:: INFORMATION GIVEN

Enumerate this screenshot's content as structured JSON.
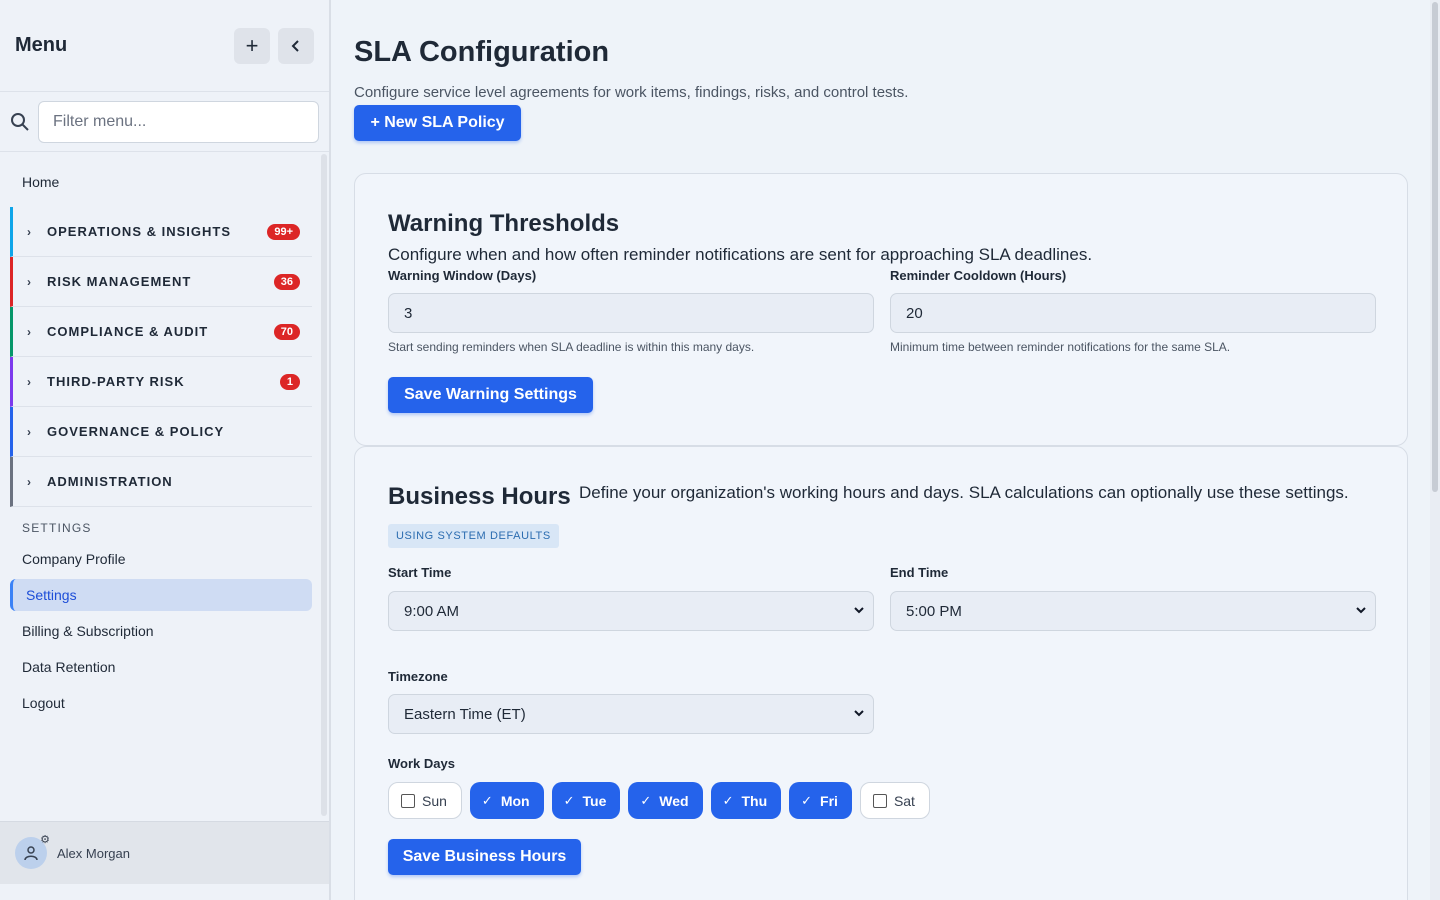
{
  "sidebar": {
    "title": "Menu",
    "add_icon": "plus-icon",
    "collapse_icon": "chevron-left-icon",
    "search": {
      "placeholder": "Filter menu..."
    },
    "home": "Home",
    "groups": [
      {
        "label": "OPERATIONS & INSIGHTS",
        "badge": "99+",
        "color": "#0ea5e9"
      },
      {
        "label": "RISK MANAGEMENT",
        "badge": "36",
        "color": "#dc2626"
      },
      {
        "label": "COMPLIANCE & AUDIT",
        "badge": "70",
        "color": "#059669"
      },
      {
        "label": "THIRD-PARTY RISK",
        "badge": "1",
        "color": "#7c3aed"
      },
      {
        "label": "GOVERNANCE & POLICY",
        "badge": "",
        "color": "#2563eb"
      },
      {
        "label": "ADMINISTRATION",
        "badge": "",
        "color": "#6b7280"
      }
    ],
    "settings_label": "SETTINGS",
    "settings_items": [
      "Company Profile",
      "Settings",
      "Billing & Subscription",
      "Data Retention",
      "Logout"
    ],
    "active_item": "Settings",
    "user": {
      "name": "Alex Morgan"
    }
  },
  "main": {
    "title": "SLA Configuration",
    "subtitle": "Configure service level agreements for work items, findings, risks, and control tests.",
    "new_button": "+ New SLA Policy",
    "warning": {
      "title": "Warning Thresholds",
      "description": "Configure when and how often reminder notifications are sent for approaching SLA deadlines.",
      "window_label": "Warning Window (Days)",
      "window_value": "3",
      "window_hint": "Start sending reminders when SLA deadline is within this many days.",
      "cooldown_label": "Reminder Cooldown (Hours)",
      "cooldown_value": "20",
      "cooldown_hint": "Minimum time between reminder notifications for the same SLA.",
      "save_button": "Save Warning Settings"
    },
    "business_hours": {
      "title": "Business Hours",
      "description": "Define your organization's working hours and days. SLA calculations can optionally use these settings.",
      "defaults_chip": "USING SYSTEM DEFAULTS",
      "start_label": "Start Time",
      "start_value": "9:00 AM",
      "end_label": "End Time",
      "end_value": "5:00 PM",
      "timezone_label": "Timezone",
      "timezone_value": "Eastern Time (ET)",
      "workdays_label": "Work Days",
      "days": [
        {
          "label": "Sun",
          "on": false
        },
        {
          "label": "Mon",
          "on": true
        },
        {
          "label": "Tue",
          "on": true
        },
        {
          "label": "Wed",
          "on": true
        },
        {
          "label": "Thu",
          "on": true
        },
        {
          "label": "Fri",
          "on": true
        },
        {
          "label": "Sat",
          "on": false
        }
      ],
      "save_button": "Save Business Hours"
    }
  },
  "colors": {
    "accent": "#2563eb",
    "badge": "#dc2626",
    "active_bg": "#cfdcf3"
  }
}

::::

(WHAT YOU WILL DO): Output, exactly, all the records above; include no pictures.

(OUTPUT OF THE EXERCISE):
Enumerate this screenshot's content as structured JSON.
{
  "sidebar": {
    "title": "Menu",
    "add_icon": "plus-icon",
    "collapse_icon": "chevron-left-icon",
    "search": {
      "placeholder": "Filter menu..."
    },
    "home": "Home",
    "groups": [
      {
        "label": "OPERATIONS & INSIGHTS",
        "badge": "99+",
        "color": "#0ea5e9"
      },
      {
        "label": "RISK MANAGEMENT",
        "badge": "36",
        "color": "#dc2626"
      },
      {
        "label": "COMPLIANCE & AUDIT",
        "badge": "70",
        "color": "#059669"
      },
      {
        "label": "THIRD-PARTY RISK",
        "badge": "1",
        "color": "#7c3aed"
      },
      {
        "label": "GOVERNANCE & POLICY",
        "badge": "",
        "color": "#2563eb"
      },
      {
        "label": "ADMINISTRATION",
        "badge": "",
        "color": "#6b7280"
      }
    ],
    "settings_label": "SETTINGS",
    "settings_items": [
      "Company Profile",
      "Settings",
      "Billing & Subscription",
      "Data Retention",
      "Logout"
    ],
    "active_item": "Settings",
    "user": {
      "name": "Alex Morgan"
    }
  },
  "main": {
    "title": "SLA Configuration",
    "subtitle": "Configure service level agreements for work items, findings, risks, and control tests.",
    "new_button": "+ New SLA Policy",
    "warning": {
      "title": "Warning Thresholds",
      "description": "Configure when and how often reminder notifications are sent for approaching SLA deadlines.",
      "window_label": "Warning Window (Days)",
      "window_value": "3",
      "window_hint": "Start sending reminders when SLA deadline is within this many days.",
      "cooldown_label": "Reminder Cooldown (Hours)",
      "cooldown_value": "20",
      "cooldown_hint": "Minimum time between reminder notifications for the same SLA.",
      "save_button": "Save Warning Settings"
    },
    "business_hours": {
      "title": "Business Hours",
      "description": "Define your organization's working hours and days. SLA calculations can optionally use these settings.",
      "defaults_chip": "USING SYSTEM DEFAULTS",
      "start_label": "Start Time",
      "start_value": "9:00 AM",
      "end_label": "End Time",
      "end_value": "5:00 PM",
      "timezone_label": "Timezone",
      "timezone_value": "Eastern Time (ET)",
      "workdays_label": "Work Days",
      "days": [
        {
          "label": "Sun",
          "on": false
        },
        {
          "label": "Mon",
          "on": true
        },
        {
          "label": "Tue",
          "on": true
        },
        {
          "label": "Wed",
          "on": true
        },
        {
          "label": "Thu",
          "on": true
        },
        {
          "label": "Fri",
          "on": true
        },
        {
          "label": "Sat",
          "on": false
        }
      ],
      "save_button": "Save Business Hours"
    }
  },
  "colors": {
    "accent": "#2563eb",
    "badge": "#dc2626",
    "active_bg": "#cfdcf3"
  }
}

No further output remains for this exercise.